Task input:
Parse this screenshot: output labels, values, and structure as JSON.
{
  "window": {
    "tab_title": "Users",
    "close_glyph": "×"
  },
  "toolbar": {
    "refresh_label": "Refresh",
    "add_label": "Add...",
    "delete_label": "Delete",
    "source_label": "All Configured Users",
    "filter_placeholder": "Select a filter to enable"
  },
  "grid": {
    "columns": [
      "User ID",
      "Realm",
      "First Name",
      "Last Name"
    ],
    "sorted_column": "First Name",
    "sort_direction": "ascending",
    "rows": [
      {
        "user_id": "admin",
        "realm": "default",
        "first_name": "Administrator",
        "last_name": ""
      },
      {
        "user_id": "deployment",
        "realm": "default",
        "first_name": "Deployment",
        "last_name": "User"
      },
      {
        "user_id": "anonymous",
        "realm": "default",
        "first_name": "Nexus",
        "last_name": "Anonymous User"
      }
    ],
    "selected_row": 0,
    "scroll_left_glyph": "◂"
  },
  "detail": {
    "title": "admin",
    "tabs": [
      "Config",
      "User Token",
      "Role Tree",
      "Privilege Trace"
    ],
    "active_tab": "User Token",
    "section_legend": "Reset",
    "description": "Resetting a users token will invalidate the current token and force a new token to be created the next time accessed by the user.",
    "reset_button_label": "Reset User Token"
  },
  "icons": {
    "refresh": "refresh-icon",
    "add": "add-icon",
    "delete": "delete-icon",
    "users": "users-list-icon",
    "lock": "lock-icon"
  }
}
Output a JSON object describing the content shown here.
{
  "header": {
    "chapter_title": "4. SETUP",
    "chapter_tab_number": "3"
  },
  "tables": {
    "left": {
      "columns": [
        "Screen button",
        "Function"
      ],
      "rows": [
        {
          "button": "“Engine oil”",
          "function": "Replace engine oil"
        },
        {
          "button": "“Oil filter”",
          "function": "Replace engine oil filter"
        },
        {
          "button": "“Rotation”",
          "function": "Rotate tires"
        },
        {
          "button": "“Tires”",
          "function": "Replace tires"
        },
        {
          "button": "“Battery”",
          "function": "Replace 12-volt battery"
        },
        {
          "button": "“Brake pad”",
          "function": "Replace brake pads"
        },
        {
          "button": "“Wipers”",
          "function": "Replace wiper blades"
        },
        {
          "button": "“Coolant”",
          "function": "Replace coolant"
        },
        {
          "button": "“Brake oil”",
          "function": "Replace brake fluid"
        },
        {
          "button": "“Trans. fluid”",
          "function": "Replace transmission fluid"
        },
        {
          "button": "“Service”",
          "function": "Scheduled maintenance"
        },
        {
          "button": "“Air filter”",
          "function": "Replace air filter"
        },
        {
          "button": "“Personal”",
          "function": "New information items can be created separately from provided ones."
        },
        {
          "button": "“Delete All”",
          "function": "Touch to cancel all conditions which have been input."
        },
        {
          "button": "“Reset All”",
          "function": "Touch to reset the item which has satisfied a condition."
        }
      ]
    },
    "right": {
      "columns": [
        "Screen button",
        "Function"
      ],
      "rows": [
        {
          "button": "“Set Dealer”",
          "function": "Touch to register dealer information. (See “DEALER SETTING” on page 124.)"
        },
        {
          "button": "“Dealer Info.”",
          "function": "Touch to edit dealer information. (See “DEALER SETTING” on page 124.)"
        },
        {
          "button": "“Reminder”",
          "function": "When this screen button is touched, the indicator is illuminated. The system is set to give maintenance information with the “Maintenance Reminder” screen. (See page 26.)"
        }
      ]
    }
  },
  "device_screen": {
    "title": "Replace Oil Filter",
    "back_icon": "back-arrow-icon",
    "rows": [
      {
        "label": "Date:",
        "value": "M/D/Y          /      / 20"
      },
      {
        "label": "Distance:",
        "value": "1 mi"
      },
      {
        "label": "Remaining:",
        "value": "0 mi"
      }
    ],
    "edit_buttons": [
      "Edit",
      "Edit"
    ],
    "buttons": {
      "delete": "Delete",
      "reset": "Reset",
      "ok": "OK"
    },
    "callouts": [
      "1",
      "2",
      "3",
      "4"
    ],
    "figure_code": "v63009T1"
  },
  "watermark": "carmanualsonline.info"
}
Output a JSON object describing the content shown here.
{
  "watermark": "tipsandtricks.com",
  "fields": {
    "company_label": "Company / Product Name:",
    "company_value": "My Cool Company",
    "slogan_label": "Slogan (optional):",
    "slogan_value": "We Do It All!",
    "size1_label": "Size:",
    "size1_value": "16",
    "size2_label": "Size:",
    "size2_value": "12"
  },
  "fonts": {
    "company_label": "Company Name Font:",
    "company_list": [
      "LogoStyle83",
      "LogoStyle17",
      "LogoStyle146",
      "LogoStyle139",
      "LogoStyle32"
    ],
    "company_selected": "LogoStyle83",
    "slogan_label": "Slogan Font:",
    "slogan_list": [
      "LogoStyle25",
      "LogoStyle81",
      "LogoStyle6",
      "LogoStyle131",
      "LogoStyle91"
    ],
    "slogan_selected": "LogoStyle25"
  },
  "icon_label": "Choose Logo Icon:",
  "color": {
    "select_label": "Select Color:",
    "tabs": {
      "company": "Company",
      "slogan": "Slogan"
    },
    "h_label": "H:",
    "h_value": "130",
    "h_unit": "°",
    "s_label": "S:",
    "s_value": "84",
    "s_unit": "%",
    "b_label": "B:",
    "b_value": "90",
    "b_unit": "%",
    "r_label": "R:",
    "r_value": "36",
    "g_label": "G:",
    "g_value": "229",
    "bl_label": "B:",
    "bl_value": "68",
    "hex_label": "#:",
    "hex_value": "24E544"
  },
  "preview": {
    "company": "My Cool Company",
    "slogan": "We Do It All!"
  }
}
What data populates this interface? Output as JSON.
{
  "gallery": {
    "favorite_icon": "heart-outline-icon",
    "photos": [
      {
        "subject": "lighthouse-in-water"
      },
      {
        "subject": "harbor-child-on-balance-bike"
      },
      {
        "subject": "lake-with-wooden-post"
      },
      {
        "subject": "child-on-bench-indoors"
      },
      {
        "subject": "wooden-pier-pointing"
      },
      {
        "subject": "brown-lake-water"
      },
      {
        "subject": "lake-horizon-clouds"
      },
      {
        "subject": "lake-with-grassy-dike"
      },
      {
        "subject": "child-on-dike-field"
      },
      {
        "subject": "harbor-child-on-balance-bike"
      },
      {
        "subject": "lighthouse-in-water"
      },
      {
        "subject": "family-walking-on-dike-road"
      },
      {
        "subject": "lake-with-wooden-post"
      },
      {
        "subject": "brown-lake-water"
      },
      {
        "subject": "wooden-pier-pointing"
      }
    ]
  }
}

Task instructions: Without leaving anything out, give the entries again exactly.

Response below:
Parse this screenshot: output labels, values, and structure as JSON.
{
  "window": {
    "tab_title": "Users",
    "close_glyph": "×"
  },
  "toolbar": {
    "refresh_label": "Refresh",
    "add_label": "Add...",
    "delete_label": "Delete",
    "source_label": "All Configured Users",
    "filter_placeholder": "Select a filter to enable"
  },
  "grid": {
    "columns": [
      "User ID",
      "Realm",
      "First Name",
      "Last Name"
    ],
    "sorted_column": "First Name",
    "sort_direction": "ascending",
    "rows": [
      {
        "user_id": "admin",
        "realm": "default",
        "first_name": "Administrator",
        "last_name": ""
      },
      {
        "user_id": "deployment",
        "realm": "default",
        "first_name": "Deployment",
        "last_name": "User"
      },
      {
        "user_id": "anonymous",
        "realm": "default",
        "first_name": "Nexus",
        "last_name": "Anonymous User"
      }
    ],
    "selected_row": 0,
    "scroll_left_glyph": "◂"
  },
  "detail": {
    "title": "admin",
    "tabs": [
      "Config",
      "User Token",
      "Role Tree",
      "Privilege Trace"
    ],
    "active_tab": "User Token",
    "section_legend": "Reset",
    "description": "Resetting a users token will invalidate the current token and force a new token to be created the next time accessed by the user.",
    "reset_button_label": "Reset User Token"
  },
  "icons": {
    "refresh": "refresh-icon",
    "add": "add-icon",
    "delete": "delete-icon",
    "users": "users-list-icon",
    "lock": "lock-icon"
  }
}
Output a JSON object describing the content shown here.
{
  "header": {
    "chapter_title": "4. SETUP",
    "chapter_tab_number": "3"
  },
  "tables": {
    "left": {
      "columns": [
        "Screen button",
        "Function"
      ],
      "rows": [
        {
          "button": "“Engine oil”",
          "function": "Replace engine oil"
        },
        {
          "button": "“Oil filter”",
          "function": "Replace engine oil filter"
        },
        {
          "button": "“Rotation”",
          "function": "Rotate tires"
        },
        {
          "button": "“Tires”",
          "function": "Replace tires"
        },
        {
          "button": "“Battery”",
          "function": "Replace 12-volt battery"
        },
        {
          "button": "“Brake pad”",
          "function": "Replace brake pads"
        },
        {
          "button": "“Wipers”",
          "function": "Replace wiper blades"
        },
        {
          "button": "“Coolant”",
          "function": "Replace coolant"
        },
        {
          "button": "“Brake oil”",
          "function": "Replace brake fluid"
        },
        {
          "button": "“Trans. fluid”",
          "function": "Replace transmission fluid"
        },
        {
          "button": "“Service”",
          "function": "Scheduled maintenance"
        },
        {
          "button": "“Air filter”",
          "function": "Replace air filter"
        },
        {
          "button": "“Personal”",
          "function": "New information items can be created separately from provided ones."
        },
        {
          "button": "“Delete All”",
          "function": "Touch to cancel all conditions which have been input."
        },
        {
          "button": "“Reset All”",
          "function": "Touch to reset the item which has satisfied a condition."
        }
      ]
    },
    "right": {
      "columns": [
        "Screen button",
        "Function"
      ],
      "rows": [
        {
          "button": "“Set Dealer”",
          "function": "Touch to register dealer information. (See “DEALER SETTING” on page 124.)"
        },
        {
          "button": "“Dealer Info.”",
          "function": "Touch to edit dealer information. (See “DEALER SETTING” on page 124.)"
        },
        {
          "button": "“Reminder”",
          "function": "When this screen button is touched, the indicator is illuminated. The system is set to give maintenance information with the “Maintenance Reminder” screen. (See page 26.)"
        }
      ]
    }
  },
  "device_screen": {
    "title": "Replace Oil Filter",
    "back_icon": "back-arrow-icon",
    "rows": [
      {
        "label": "Date:",
        "value": "M/D/Y          /      / 20"
      },
      {
        "label": "Distance:",
        "value": "1 mi"
      },
      {
        "label": "Remaining:",
        "value": "0 mi"
      }
    ],
    "edit_buttons": [
      "Edit",
      "Edit"
    ],
    "buttons": {
      "delete": "Delete",
      "reset": "Reset",
      "ok": "OK"
    },
    "callouts": [
      "1",
      "2",
      "3",
      "4"
    ],
    "figure_code": "v63009T1"
  },
  "watermark": "carmanualsonline.info"
}
Output a JSON object describing the content shown here.
{
  "watermark": "tipsandtricks.com",
  "fields": {
    "company_label": "Company / Product Name:",
    "company_value": "My Cool Company",
    "slogan_label": "Slogan (optional):",
    "slogan_value": "We Do It All!",
    "size1_label": "Size:",
    "size1_value": "16",
    "size2_label": "Size:",
    "size2_value": "12"
  },
  "fonts": {
    "company_label": "Company Name Font:",
    "company_list": [
      "LogoStyle83",
      "LogoStyle17",
      "LogoStyle146",
      "LogoStyle139",
      "LogoStyle32"
    ],
    "company_selected": "LogoStyle83",
    "slogan_label": "Slogan Font:",
    "slogan_list": [
      "LogoStyle25",
      "LogoStyle81",
      "LogoStyle6",
      "LogoStyle131",
      "LogoStyle91"
    ],
    "slogan_selected": "LogoStyle25"
  },
  "icon_label": "Choose Logo Icon:",
  "color": {
    "select_label": "Select Color:",
    "tabs": {
      "company": "Company",
      "slogan": "Slogan"
    },
    "h_label": "H:",
    "h_value": "130",
    "h_unit": "°",
    "s_label": "S:",
    "s_value": "84",
    "s_unit": "%",
    "b_label": "B:",
    "b_value": "90",
    "b_unit": "%",
    "r_label": "R:",
    "r_value": "36",
    "g_label": "G:",
    "g_value": "229",
    "bl_label": "B:",
    "bl_value": "68",
    "hex_label": "#:",
    "hex_value": "24E544"
  },
  "preview": {
    "company": "My Cool Company",
    "slogan": "We Do It All!"
  }
}
What data populates this interface? Output as JSON.
{
  "gallery": {
    "favorite_icon": "heart-outline-icon",
    "photos": [
      {
        "subject": "lighthouse-in-water"
      },
      {
        "subject": "harbor-child-on-balance-bike"
      },
      {
        "subject": "lake-with-wooden-post"
      },
      {
        "subject": "child-on-bench-indoors"
      },
      {
        "subject": "wooden-pier-pointing"
      },
      {
        "subject": "brown-lake-water"
      },
      {
        "subject": "lake-horizon-clouds"
      },
      {
        "subject": "lake-with-grassy-dike"
      },
      {
        "subject": "child-on-dike-field"
      },
      {
        "subject": "harbor-child-on-balance-bike"
      },
      {
        "subject": "lighthouse-in-water"
      },
      {
        "subject": "family-walking-on-dike-road"
      },
      {
        "subject": "lake-with-wooden-post"
      },
      {
        "subject": "brown-lake-water"
      },
      {
        "subject": "wooden-pier-pointing"
      }
    ]
  }
}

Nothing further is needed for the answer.